### Extracted information ###

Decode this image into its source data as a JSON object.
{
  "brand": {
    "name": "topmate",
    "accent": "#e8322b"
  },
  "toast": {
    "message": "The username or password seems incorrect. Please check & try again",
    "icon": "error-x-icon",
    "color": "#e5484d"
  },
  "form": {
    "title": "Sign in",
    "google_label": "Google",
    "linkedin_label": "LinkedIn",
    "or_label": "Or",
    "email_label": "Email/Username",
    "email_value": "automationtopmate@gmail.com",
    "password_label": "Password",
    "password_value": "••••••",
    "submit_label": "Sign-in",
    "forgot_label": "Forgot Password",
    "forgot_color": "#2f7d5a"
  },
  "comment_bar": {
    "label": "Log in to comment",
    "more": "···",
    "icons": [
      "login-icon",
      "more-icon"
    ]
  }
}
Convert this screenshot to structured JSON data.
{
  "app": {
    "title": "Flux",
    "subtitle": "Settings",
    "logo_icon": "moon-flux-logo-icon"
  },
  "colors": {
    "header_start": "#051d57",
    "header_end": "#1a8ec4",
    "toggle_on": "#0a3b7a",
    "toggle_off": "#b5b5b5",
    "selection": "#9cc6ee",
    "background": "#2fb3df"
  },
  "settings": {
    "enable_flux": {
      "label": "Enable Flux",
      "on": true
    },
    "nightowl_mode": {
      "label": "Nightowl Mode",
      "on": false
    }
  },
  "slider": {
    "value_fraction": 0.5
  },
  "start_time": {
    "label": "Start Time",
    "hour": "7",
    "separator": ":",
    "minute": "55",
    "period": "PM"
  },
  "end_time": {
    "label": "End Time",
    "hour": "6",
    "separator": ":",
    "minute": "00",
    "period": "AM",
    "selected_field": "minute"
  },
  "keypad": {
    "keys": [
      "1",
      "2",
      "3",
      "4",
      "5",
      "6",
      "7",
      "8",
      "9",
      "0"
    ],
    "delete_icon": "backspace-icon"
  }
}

###

## Work instructions
Set all of the entries down again, exactly as they were given.

## Result
Decode this image into its source data as a JSON object.
{
  "brand": {
    "name": "topmate",
    "accent": "#e8322b"
  },
  "toast": {
    "message": "The username or password seems incorrect. Please check & try again",
    "icon": "error-x-icon",
    "color": "#e5484d"
  },
  "form": {
    "title": "Sign in",
    "google_label": "Google",
    "linkedin_label": "LinkedIn",
    "or_label": "Or",
    "email_label": "Email/Username",
    "email_value": "automationtopmate@gmail.com",
    "password_label": "Password",
    "password_value": "••••••",
    "submit_label": "Sign-in",
    "forgot_label": "Forgot Password",
    "forgot_color": "#2f7d5a"
  },
  "comment_bar": {
    "label": "Log in to comment",
    "more": "···",
    "icons": [
      "login-icon",
      "more-icon"
    ]
  }
}
Convert this screenshot to structured JSON data.
{
  "app": {
    "title": "Flux",
    "subtitle": "Settings",
    "logo_icon": "moon-flux-logo-icon"
  },
  "colors": {
    "header_start": "#051d57",
    "header_end": "#1a8ec4",
    "toggle_on": "#0a3b7a",
    "toggle_off": "#b5b5b5",
    "selection": "#9cc6ee",
    "background": "#2fb3df"
  },
  "settings": {
    "enable_flux": {
      "label": "Enable Flux",
      "on": true
    },
    "nightowl_mode": {
      "label": "Nightowl Mode",
      "on": false
    }
  },
  "slider": {
    "value_fraction": 0.5
  },
  "start_time": {
    "label": "Start Time",
    "hour": "7",
    "separator": ":",
    "minute": "55",
    "period": "PM"
  },
  "end_time": {
    "label": "End Time",
    "hour": "6",
    "separator": ":",
    "minute": "00",
    "period": "AM",
    "selected_field": "minute"
  },
  "keypad": {
    "keys": [
      "1",
      "2",
      "3",
      "4",
      "5",
      "6",
      "7",
      "8",
      "9",
      "0"
    ],
    "delete_icon": "backspace-icon"
  }
}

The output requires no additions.